Extracted data entries:
________________________________________

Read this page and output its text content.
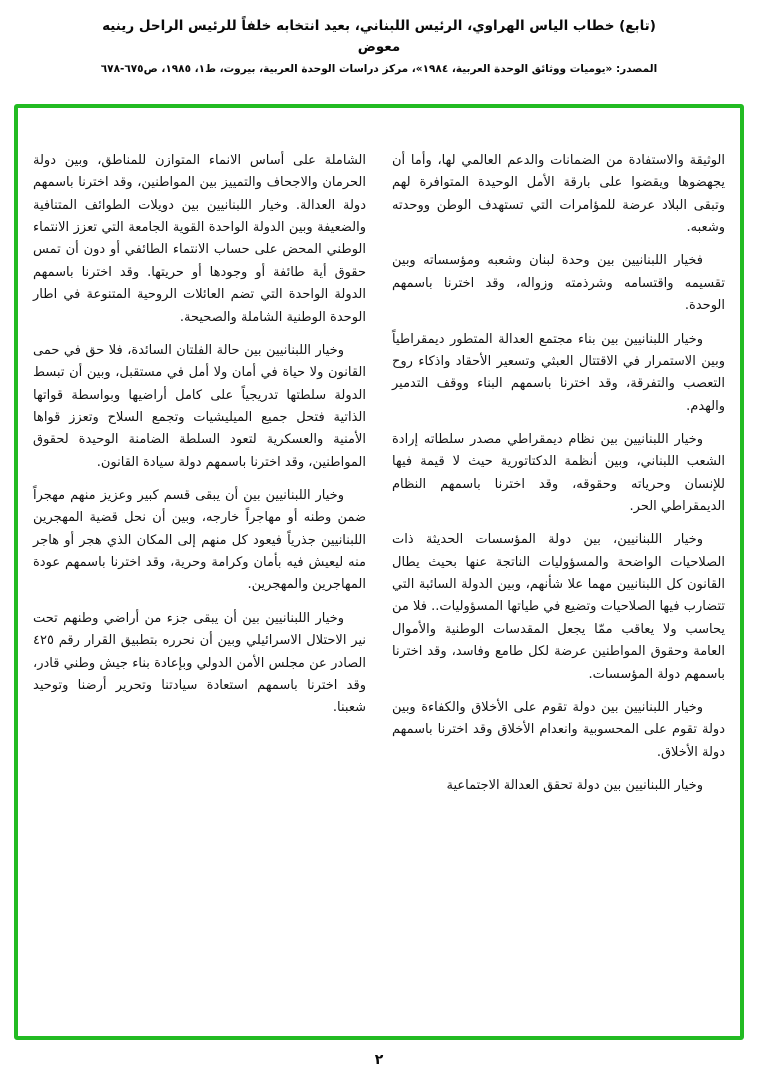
(تابع) خطاب الياس الهراوي، الرئيس اللبناني، بعيد انتخابه خلفاً للرئيس الراحل رينيه معوض
المصدر: «يوميات ووثائق الوحدة العربية، ١٩٨٤»، مركز دراسات الوحدة العربية، بيروت، ط١، ١٩٨٥، ص٦٧٥-٦٧٨

الوثيقة والاستفادة من الضمانات والدعم العالمي لها، وأما أن يجهضوها ويقضوا على بارقة الأمل الوحيدة المتوافرة لهم وتبقى البلاد عرضة للمؤامرات التي تستهدف الوطن ووحدته وشعبه.

فخيار اللبنانيين بين وحدة لبنان وشعبه ومؤسساته وبين تقسيمه واقتسامه وشرذمته وزواله، وقد اخترنا باسمهم الوحدة.

وخيار اللبنانيين بين بناء مجتمع العدالة المتطور ديمقراطياً وبين الاستمرار في الاقتتال العبثي وتسعير الأحقاد واذكاء روح التعصب والتفرقة، وقد اخترنا باسمهم البناء ووقف التدمير والهدم.

وخيار اللبنانيين بين نظام ديمقراطي مصدر سلطاته إرادة الشعب اللبناني، وبين أنظمة الدكتاتورية حيث لا قيمة فيها للإنسان وحرياته وحقوقه، وقد اخترنا باسمهم النظام الديمقراطي الحر.

وخيار اللبنانيين، بين دولة المؤسسات الحديثة ذات الصلاحيات الواضحة والمسؤوليات الناتجة عنها بحيث يطال القانون كل اللبنانيين مهما علا شأنهم، وبين الدولة السائبة التي تتضارب فيها الصلاحيات وتضيع في طياتها المسؤوليات.. فلا من يحاسب ولا يعاقب ممّا يجعل المقدسات الوطنية والأموال العامة وحقوق المواطنين عرضة لكل طامع وفاسد، وقد اخترنا باسمهم دولة المؤسسات.

وخيار اللبنانيين بين دولة تقوم على الأخلاق والكفاءة وبين دولة تقوم على المحسوبية وانعدام الأخلاق وقد اخترنا باسمهم دولة الأخلاق.

وخيار اللبنانيين بين دولة تحقق العدالة الاجتماعية

الشاملة على أساس الانماء المتوازن للمناطق، وبين دولة الحرمان والاجحاف والتمييز بين المواطنين، وقد اخترنا باسمهم دولة العدالة. وخيار اللبنانيين بين دويلات الطوائف المتنافية والضعيفة وبين الدولة الواحدة القوية الجامعة التي تعزز الانتماء الوطني المحض على حساب الانتماء الطائفي أو دون أن تمس حقوق أية طائفة أو وجودها أو حريتها. وقد اخترنا باسمهم الدولة الواحدة التي تضم العائلات الروحية المتنوعة في اطار الوحدة الوطنية الشاملة والصحيحة.

وخيار اللبنانيين بين حالة الفلتان السائدة، فلا حق في حمى القانون ولا حياة في أمان ولا أمل في مستقبل، وبين أن تبسط الدولة سلطتها تدريجياً على كامل أراضيها وبواسطة قواتها الذاتية فتحل جميع الميليشيات وتجمع السلاح وتعزز قواها الأمنية والعسكرية لتعود السلطة الضامنة الوحيدة لحقوق المواطنين، وقد اخترنا باسمهم دولة سيادة القانون.

وخيار اللبنانيين بين أن يبقى قسم كبير وعزيز منهم مهجراً ضمن وطنه أو مهاجراً خارجه، وبين أن نحل قضية المهجرين اللبنانيين جذرياً فيعود كل منهم إلى المكان الذي هجر أو هاجر منه ليعيش فيه بأمان وكرامة وحرية، وقد اخترنا باسمهم عودة المهاجرين والمهجرين.

وخيار اللبنانيين بين أن يبقى جزء من أراضي وطنهم تحت نير الاحتلال الاسرائيلي وبين أن نحرره بتطبيق القرار رقم ٤٢٥ الصادر عن مجلس الأمن الدولي وبإعادة بناء جيش وطني قادر، وقد اخترنا باسمهم استعادة سيادتنا وتحرير أرضنا وتوحيد شعبنا.

٢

________________________________________

AIM: Retype the whole listing, keeping every line identical and omitting all pictures.

SOLUTION FOR THIS EXERCISE:
Read this page and output its text content.
(تابع) خطاب الياس الهراوي، الرئيس اللبناني، بعيد انتخابه خلفاً للرئيس الراحل رينيه معوض
المصدر: «يوميات ووثائق الوحدة العربية، ١٩٨٤»، مركز دراسات الوحدة العربية، بيروت، ط١، ١٩٨٥، ص٦٧٥-٦٧٨

الوثيقة والاستفادة من الضمانات والدعم العالمي لها، وأما أن يجهضوها ويقضوا على بارقة الأمل الوحيدة المتوافرة لهم وتبقى البلاد عرضة للمؤامرات التي تستهدف الوطن ووحدته وشعبه.

فخيار اللبنانيين بين وحدة لبنان وشعبه ومؤسساته وبين تقسيمه واقتسامه وشرذمته وزواله، وقد اخترنا باسمهم الوحدة.

وخيار اللبنانيين بين بناء مجتمع العدالة المتطور ديمقراطياً وبين الاستمرار في الاقتتال العبثي وتسعير الأحقاد واذكاء روح التعصب والتفرقة، وقد اخترنا باسمهم البناء ووقف التدمير والهدم.

وخيار اللبنانيين بين نظام ديمقراطي مصدر سلطاته إرادة الشعب اللبناني، وبين أنظمة الدكتاتورية حيث لا قيمة فيها للإنسان وحرياته وحقوقه، وقد اخترنا باسمهم النظام الديمقراطي الحر.

وخيار اللبنانيين، بين دولة المؤسسات الحديثة ذات الصلاحيات الواضحة والمسؤوليات الناتجة عنها بحيث يطال القانون كل اللبنانيين مهما علا شأنهم، وبين الدولة السائبة التي تتضارب فيها الصلاحيات وتضيع في طياتها المسؤوليات.. فلا من يحاسب ولا يعاقب ممّا يجعل المقدسات الوطنية والأموال العامة وحقوق المواطنين عرضة لكل طامع وفاسد، وقد اخترنا باسمهم دولة المؤسسات.

وخيار اللبنانيين بين دولة تقوم على الأخلاق والكفاءة وبين دولة تقوم على المحسوبية وانعدام الأخلاق وقد اخترنا باسمهم دولة الأخلاق.

وخيار اللبنانيين بين دولة تحقق العدالة الاجتماعية

الشاملة على أساس الانماء المتوازن للمناطق، وبين دولة الحرمان والاجحاف والتمييز بين المواطنين، وقد اخترنا باسمهم دولة العدالة. وخيار اللبنانيين بين دويلات الطوائف المتنافية والضعيفة وبين الدولة الواحدة القوية الجامعة التي تعزز الانتماء الوطني المحض على حساب الانتماء الطائفي أو دون أن تمس حقوق أية طائفة أو وجودها أو حريتها. وقد اخترنا باسمهم الدولة الواحدة التي تضم العائلات الروحية المتنوعة في اطار الوحدة الوطنية الشاملة والصحيحة.

وخيار اللبنانيين بين حالة الفلتان السائدة، فلا حق في حمى القانون ولا حياة في أمان ولا أمل في مستقبل، وبين أن تبسط الدولة سلطتها تدريجياً على كامل أراضيها وبواسطة قواتها الذاتية فتحل جميع الميليشيات وتجمع السلاح وتعزز قواها الأمنية والعسكرية لتعود السلطة الضامنة الوحيدة لحقوق المواطنين، وقد اخترنا باسمهم دولة سيادة القانون.

وخيار اللبنانيين بين أن يبقى قسم كبير وعزيز منهم مهجراً ضمن وطنه أو مهاجراً خارجه، وبين أن نحل قضية المهجرين اللبنانيين جذرياً فيعود كل منهم إلى المكان الذي هجر أو هاجر منه ليعيش فيه بأمان وكرامة وحرية، وقد اخترنا باسمهم عودة المهاجرين والمهجرين.

وخيار اللبنانيين بين أن يبقى جزء من أراضي وطنهم تحت نير الاحتلال الاسرائيلي وبين أن نحرره بتطبيق القرار رقم ٤٢٥ الصادر عن مجلس الأمن الدولي وبإعادة بناء جيش وطني قادر، وقد اخترنا باسمهم استعادة سيادتنا وتحرير أرضنا وتوحيد شعبنا.

٢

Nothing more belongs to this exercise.